* _Work instructions_
Without the images, print all the entries below exactly as given.

* _Data extract_
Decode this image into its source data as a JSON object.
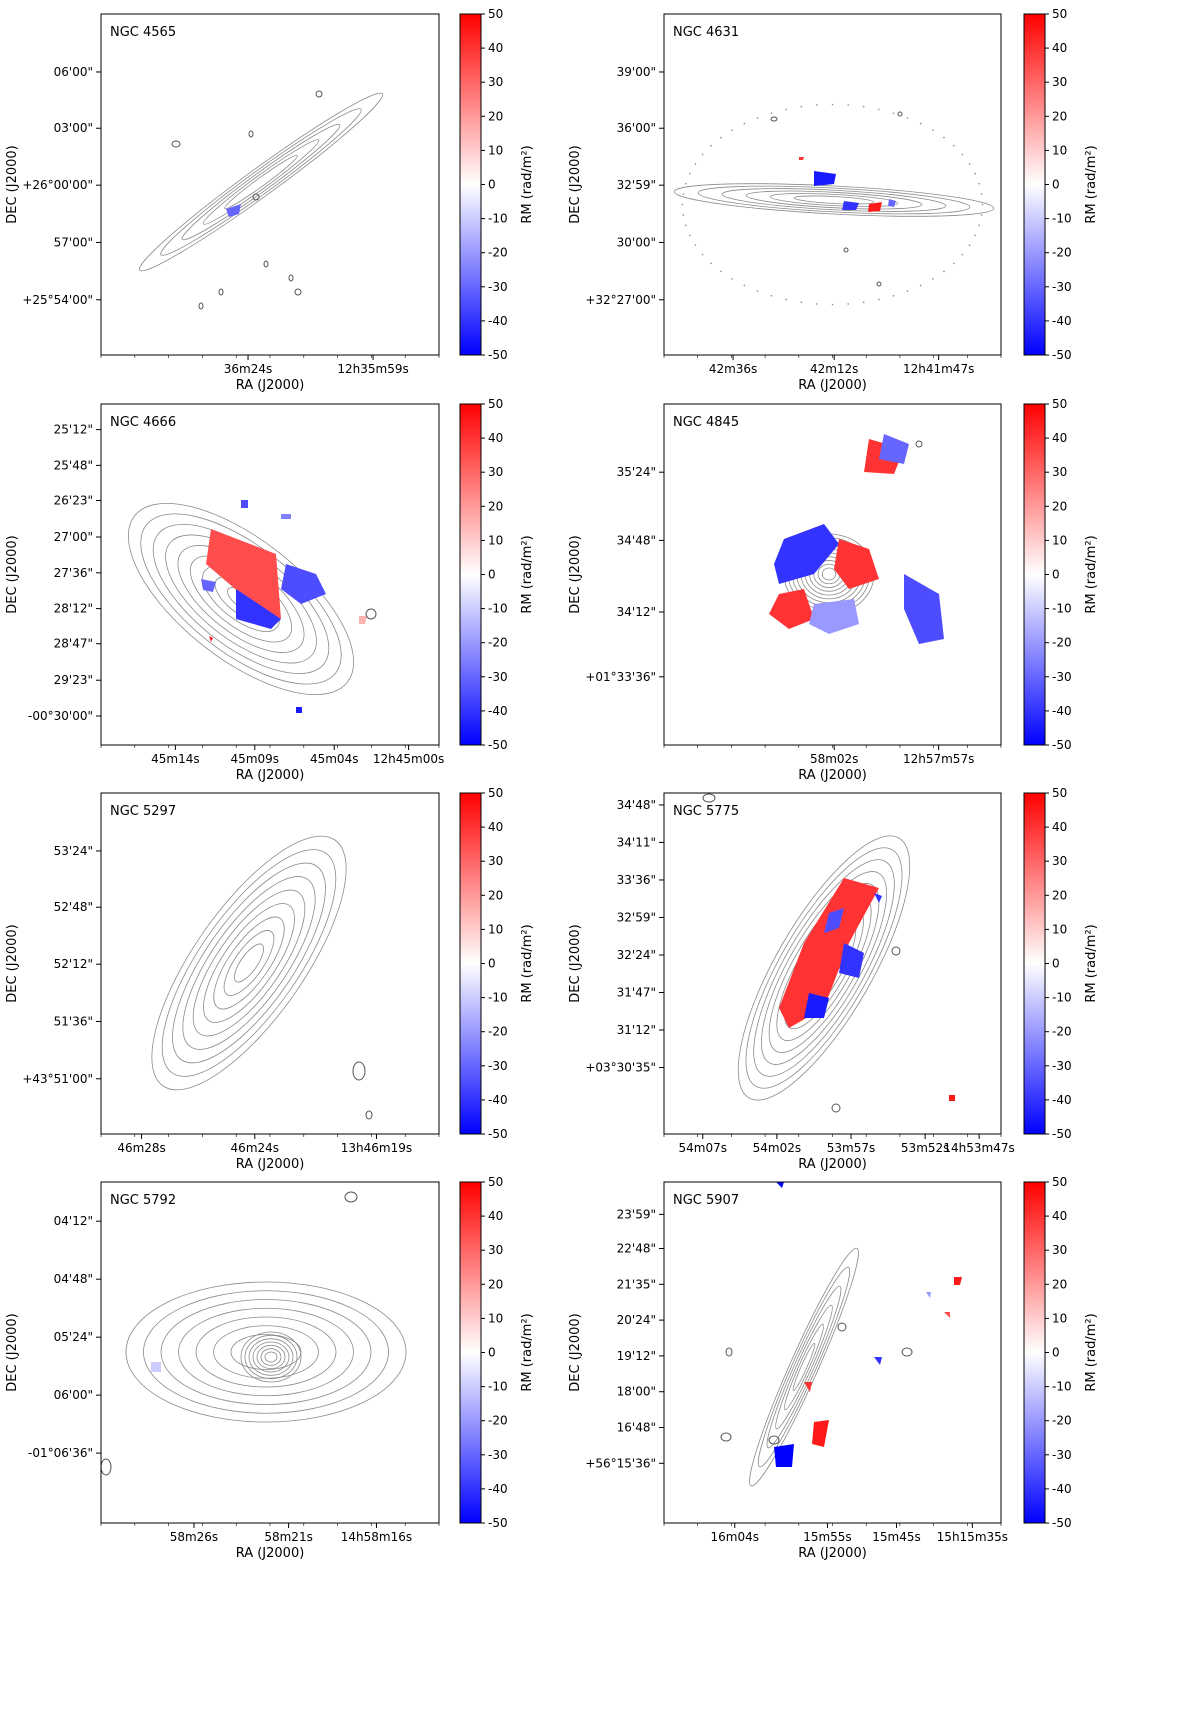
{
  "figure": {
    "colorbar": {
      "label": "RM (rad/m²)",
      "ticks": [
        "50",
        "40",
        "30",
        "20",
        "10",
        "0",
        "-10",
        "-20",
        "-30",
        "-40",
        "-50"
      ],
      "min": -50,
      "max": 50,
      "cmap": [
        "#0000ff",
        "#ffffff",
        "#ff0000"
      ]
    },
    "contour_color": "#8a8a8a"
  },
  "chart_data": [
    {
      "type": "image",
      "title": "NGC 4565",
      "xlabel": "RA (J2000)",
      "ylabel": "DEC (J2000)",
      "xticks": [
        "36m24s",
        "12h35m59s"
      ],
      "yticks": [
        "06'00\"",
        "03'00\"",
        "+26°00'00\"",
        "57'00\"",
        "+25°54'00\""
      ],
      "morphology": "thin-edge-on"
    },
    {
      "type": "image",
      "title": "NGC 4631",
      "xlabel": "RA (J2000)",
      "ylabel": "DEC (J2000)",
      "xticks": [
        "42m36s",
        "42m12s",
        "12h41m47s"
      ],
      "yticks": [
        "39'00\"",
        "36'00\"",
        "32'59\"",
        "30'00\"",
        "+32°27'00\""
      ],
      "morphology": "horizontal-edge-on"
    },
    {
      "type": "image",
      "title": "NGC 4666",
      "xlabel": "RA (J2000)",
      "ylabel": "DEC (J2000)",
      "xticks": [
        "45m14s",
        "45m09s",
        "45m04s",
        "12h45m00s"
      ],
      "yticks": [
        "25'12\"",
        "25'48\"",
        "26'23\"",
        "27'00\"",
        "27'36\"",
        "28'12\"",
        "28'47\"",
        "29'23\"",
        "-00°30'00\""
      ],
      "morphology": "inclined-disk"
    },
    {
      "type": "image",
      "title": "NGC 4845",
      "xlabel": "RA (J2000)",
      "ylabel": "DEC (J2000)",
      "xticks": [
        "58m02s",
        "12h57m57s"
      ],
      "yticks": [
        "35'24\"",
        "34'48\"",
        "34'12\"",
        "+01°33'36\""
      ],
      "morphology": "compact-core"
    },
    {
      "type": "image",
      "title": "NGC 5297",
      "xlabel": "RA (J2000)",
      "ylabel": "DEC (J2000)",
      "xticks": [
        "46m28s",
        "46m24s",
        "13h46m19s"
      ],
      "yticks": [
        "53'24\"",
        "52'48\"",
        "52'12\"",
        "51'36\"",
        "+43°51'00\""
      ],
      "morphology": "inclined-contours-only"
    },
    {
      "type": "image",
      "title": "NGC 5775",
      "xlabel": "RA (J2000)",
      "ylabel": "DEC (J2000)",
      "xticks": [
        "54m07s",
        "54m02s",
        "53m57s",
        "53m52s",
        "14h53m47s"
      ],
      "yticks": [
        "34'48\"",
        "34'11\"",
        "33'36\"",
        "32'59\"",
        "32'24\"",
        "31'47\"",
        "31'12\"",
        "+03°30'35\""
      ],
      "morphology": "inclined-red-rm"
    },
    {
      "type": "image",
      "title": "NGC 5792",
      "xlabel": "RA (J2000)",
      "ylabel": "DEC (J2000)",
      "xticks": [
        "58m26s",
        "58m21s",
        "14h58m16s"
      ],
      "yticks": [
        "04'12\"",
        "04'48\"",
        "05'24\"",
        "06'00\"",
        "-01°06'36\""
      ],
      "morphology": "face-on-irregular"
    },
    {
      "type": "image",
      "title": "NGC 5907",
      "xlabel": "RA (J2000)",
      "ylabel": "DEC (J2000)",
      "xticks": [
        "16m04s",
        "15m55s",
        "15m45s",
        "15h15m35s"
      ],
      "yticks": [
        "23'59\"",
        "22'48\"",
        "21'35\"",
        "20'24\"",
        "19'12\"",
        "18'00\"",
        "16'48\"",
        "+56°15'36\""
      ],
      "morphology": "thin-edge-on-steep"
    }
  ]
}
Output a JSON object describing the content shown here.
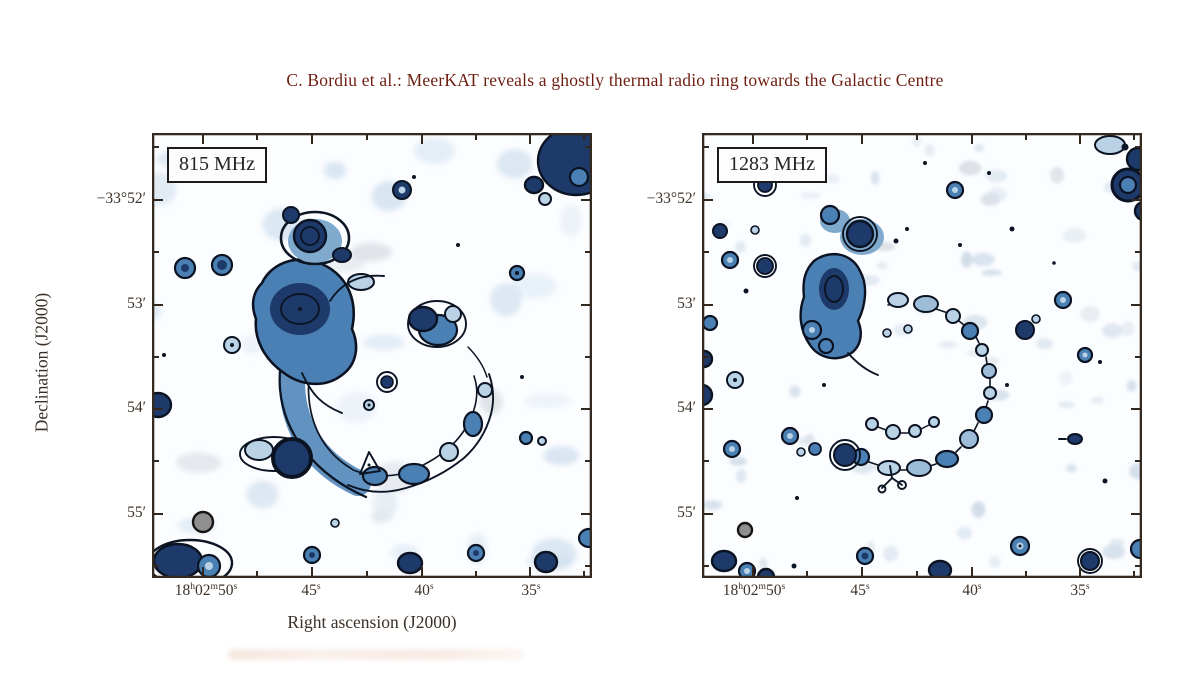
{
  "title": {
    "text": "C. Bordiu  et al.: MeerKAT reveals a ghostly thermal radio ring towards the Galactic Centre",
    "color": "#6e1e10"
  },
  "figure": {
    "panels": [
      {
        "id": "left",
        "freq_label": "815 MHz"
      },
      {
        "id": "right",
        "freq_label": "1283 MHz"
      }
    ],
    "axes": {
      "y_label": "Declination (J2000)",
      "x_label": "Right ascension (J2000)",
      "y_ticks": [
        "−33°52′",
        "53′",
        "54′",
        "55′"
      ],
      "x_ticks": [
        {
          "segments": [
            [
              "18",
              "h"
            ],
            [
              "02",
              "m"
            ],
            [
              "50",
              "s"
            ]
          ]
        },
        {
          "segments": [
            [
              "45",
              "s"
            ]
          ]
        },
        {
          "segments": [
            [
              "40",
              "s"
            ]
          ]
        },
        {
          "segments": [
            [
              "35",
              "s"
            ]
          ]
        }
      ]
    },
    "colors": {
      "map_background": "#fbfdff",
      "faint_emission": "#d6e4f1",
      "mid_emission": "#4b80b4",
      "bright_emission": "#1d3a6a",
      "contour": "#0c1524",
      "beam": "#8f8f8f",
      "frame": "#342a20"
    }
  }
}
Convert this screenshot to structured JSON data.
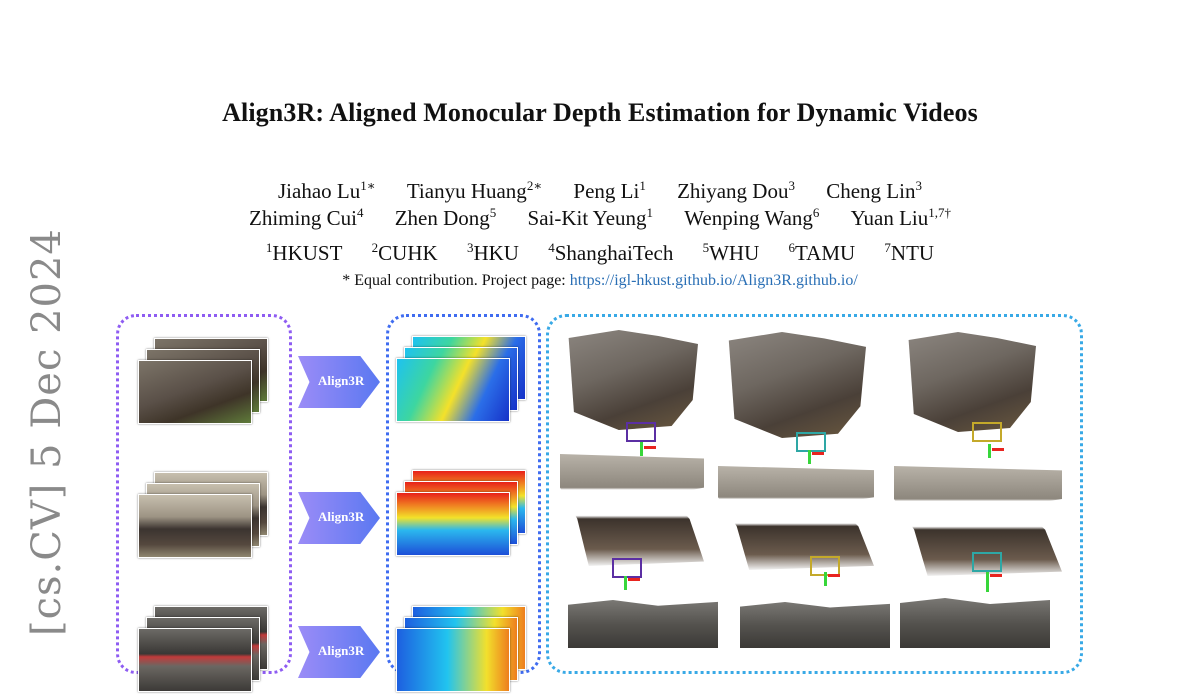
{
  "arxiv_stamp": "[cs.CV]  5 Dec 2024",
  "title": "Align3R: Aligned Monocular Depth Estimation for Dynamic Videos",
  "authors_line1": [
    {
      "name": "Jiahao Lu",
      "sup": "1∗"
    },
    {
      "name": "Tianyu Huang",
      "sup": "2∗"
    },
    {
      "name": "Peng Li",
      "sup": "1"
    },
    {
      "name": "Zhiyang Dou",
      "sup": "3"
    },
    {
      "name": "Cheng Lin",
      "sup": "3"
    }
  ],
  "authors_line2": [
    {
      "name": "Zhiming Cui",
      "sup": "4"
    },
    {
      "name": "Zhen Dong",
      "sup": "5"
    },
    {
      "name": "Sai-Kit Yeung",
      "sup": "1"
    },
    {
      "name": "Wenping Wang",
      "sup": "6"
    },
    {
      "name": "Yuan Liu",
      "sup": "1,7†"
    }
  ],
  "affiliations": [
    {
      "sup": "1",
      "name": "HKUST"
    },
    {
      "sup": "2",
      "name": "CUHK"
    },
    {
      "sup": "3",
      "name": "HKU"
    },
    {
      "sup": "4",
      "name": "ShanghaiTech"
    },
    {
      "sup": "5",
      "name": "WHU"
    },
    {
      "sup": "6",
      "name": "TAMU"
    },
    {
      "sup": "7",
      "name": "NTU"
    }
  ],
  "note": {
    "prefix": "* Equal contribution. Project page: ",
    "link": "https://igl-hkust.github.io/Align3R.github.io/"
  },
  "figure": {
    "arrow_label": "Align3R",
    "colors": {
      "input_border": "#8e5cf2",
      "depth_border": "#3f6cf0",
      "points_border": "#38a9e6",
      "link": "#2a6fb5"
    }
  }
}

* _The reply_
Decode this image into its source data as a JSON object.
{
  "figure": {
    "colorbar": {
      "label": "RM (rad/m²)",
      "ticks": [
        "50",
        "40",
        "30",
        "20",
        "10",
        "0",
        "-10",
        "-20",
        "-30",
        "-40",
        "-50"
      ],
      "min": -50,
      "max": 50,
      "cmap": [
        "#0000ff",
        "#ffffff",
        "#ff0000"
      ]
    },
    "contour_color": "#8a8a8a"
  },
  "chart_data": [
    {
      "type": "image",
      "title": "NGC 4565",
      "xlabel": "RA (J2000)",
      "ylabel": "DEC (J2000)",
      "xticks": [
        "36m24s",
        "12h35m59s"
      ],
      "yticks": [
        "06'00\"",
        "03'00\"",
        "+26°00'00\"",
        "57'00\"",
        "+25°54'00\""
      ],
      "morphology": "thin-edge-on"
    },
    {
      "type": "image",
      "title": "NGC 4631",
      "xlabel": "RA (J2000)",
      "ylabel": "DEC (J2000)",
      "xticks": [
        "42m36s",
        "42m12s",
        "12h41m47s"
      ],
      "yticks": [
        "39'00\"",
        "36'00\"",
        "32'59\"",
        "30'00\"",
        "+32°27'00\""
      ],
      "morphology": "horizontal-edge-on"
    },
    {
      "type": "image",
      "title": "NGC 4666",
      "xlabel": "RA (J2000)",
      "ylabel": "DEC (J2000)",
      "xticks": [
        "45m14s",
        "45m09s",
        "45m04s",
        "12h45m00s"
      ],
      "yticks": [
        "25'12\"",
        "25'48\"",
        "26'23\"",
        "27'00\"",
        "27'36\"",
        "28'12\"",
        "28'47\"",
        "29'23\"",
        "-00°30'00\""
      ],
      "morphology": "inclined-disk"
    },
    {
      "type": "image",
      "title": "NGC 4845",
      "xlabel": "RA (J2000)",
      "ylabel": "DEC (J2000)",
      "xticks": [
        "58m02s",
        "12h57m57s"
      ],
      "yticks": [
        "35'24\"",
        "34'48\"",
        "34'12\"",
        "+01°33'36\""
      ],
      "morphology": "compact-core"
    },
    {
      "type": "image",
      "title": "NGC 5297",
      "xlabel": "RA (J2000)",
      "ylabel": "DEC (J2000)",
      "xticks": [
        "46m28s",
        "46m24s",
        "13h46m19s"
      ],
      "yticks": [
        "53'24\"",
        "52'48\"",
        "52'12\"",
        "51'36\"",
        "+43°51'00\""
      ],
      "morphology": "inclined-contours-only"
    },
    {
      "type": "image",
      "title": "NGC 5775",
      "xlabel": "RA (J2000)",
      "ylabel": "DEC (J2000)",
      "xticks": [
        "54m07s",
        "54m02s",
        "53m57s",
        "53m52s",
        "14h53m47s"
      ],
      "yticks": [
        "34'48\"",
        "34'11\"",
        "33'36\"",
        "32'59\"",
        "32'24\"",
        "31'47\"",
        "31'12\"",
        "+03°30'35\""
      ],
      "morphology": "inclined-red-rm"
    },
    {
      "type": "image",
      "title": "NGC 5792",
      "xlabel": "RA (J2000)",
      "ylabel": "DEC (J2000)",
      "xticks": [
        "58m26s",
        "58m21s",
        "14h58m16s"
      ],
      "yticks": [
        "04'12\"",
        "04'48\"",
        "05'24\"",
        "06'00\"",
        "-01°06'36\""
      ],
      "morphology": "face-on-irregular"
    },
    {
      "type": "image",
      "title": "NGC 5907",
      "xlabel": "RA (J2000)",
      "ylabel": "DEC (J2000)",
      "xticks": [
        "16m04s",
        "15m55s",
        "15m45s",
        "15h15m35s"
      ],
      "yticks": [
        "23'59\"",
        "22'48\"",
        "21'35\"",
        "20'24\"",
        "19'12\"",
        "18'00\"",
        "16'48\"",
        "+56°15'36\""
      ],
      "morphology": "thin-edge-on-steep"
    }
  ]
}
Output a JSON object describing the content shown here.
{
  "title": {
    "text": "C. Bordiu  et al.: MeerKAT reveals a ghostly thermal radio ring towards the Galactic Centre",
    "color": "#6e1e10"
  },
  "figure": {
    "panels": [
      {
        "id": "left",
        "freq_label": "815 MHz"
      },
      {
        "id": "right",
        "freq_label": "1283 MHz"
      }
    ],
    "axes": {
      "y_label": "Declination (J2000)",
      "x_label": "Right ascension (J2000)",
      "y_ticks": [
        "−33°52′",
        "53′",
        "54′",
        "55′"
      ],
      "x_ticks": [
        {
          "segments": [
            [
              "18",
              "h"
            ],
            [
              "02",
              "m"
            ],
            [
              "50",
              "s"
            ]
          ]
        },
        {
          "segments": [
            [
              "45",
              "s"
            ]
          ]
        },
        {
          "segments": [
            [
              "40",
              "s"
            ]
          ]
        },
        {
          "segments": [
            [
              "35",
              "s"
            ]
          ]
        }
      ]
    },
    "colors": {
      "map_background": "#fbfdff",
      "faint_emission": "#d6e4f1",
      "mid_emission": "#4b80b4",
      "bright_emission": "#1d3a6a",
      "contour": "#0c1524",
      "beam": "#8f8f8f",
      "frame": "#342a20"
    }
  }
}
Convert this screenshot to structured JSON data.
{
  "arxiv_stamp": "[cs.CV]  5 Dec 2024",
  "title": "Align3R: Aligned Monocular Depth Estimation for Dynamic Videos",
  "authors_line1": [
    {
      "name": "Jiahao Lu",
      "sup": "1∗"
    },
    {
      "name": "Tianyu Huang",
      "sup": "2∗"
    },
    {
      "name": "Peng Li",
      "sup": "1"
    },
    {
      "name": "Zhiyang Dou",
      "sup": "3"
    },
    {
      "name": "Cheng Lin",
      "sup": "3"
    }
  ],
  "authors_line2": [
    {
      "name": "Zhiming Cui",
      "sup": "4"
    },
    {
      "name": "Zhen Dong",
      "sup": "5"
    },
    {
      "name": "Sai-Kit Yeung",
      "sup": "1"
    },
    {
      "name": "Wenping Wang",
      "sup": "6"
    },
    {
      "name": "Yuan Liu",
      "sup": "1,7†"
    }
  ],
  "affiliations": [
    {
      "sup": "1",
      "name": "HKUST"
    },
    {
      "sup": "2",
      "name": "CUHK"
    },
    {
      "sup": "3",
      "name": "HKU"
    },
    {
      "sup": "4",
      "name": "ShanghaiTech"
    },
    {
      "sup": "5",
      "name": "WHU"
    },
    {
      "sup": "6",
      "name": "TAMU"
    },
    {
      "sup": "7",
      "name": "NTU"
    }
  ],
  "note": {
    "prefix": "* Equal contribution. Project page: ",
    "link": "https://igl-hkust.github.io/Align3R.github.io/"
  },
  "figure": {
    "arrow_label": "Align3R",
    "colors": {
      "input_border": "#8e5cf2",
      "depth_border": "#3f6cf0",
      "points_border": "#38a9e6",
      "link": "#2a6fb5"
    }
  }
}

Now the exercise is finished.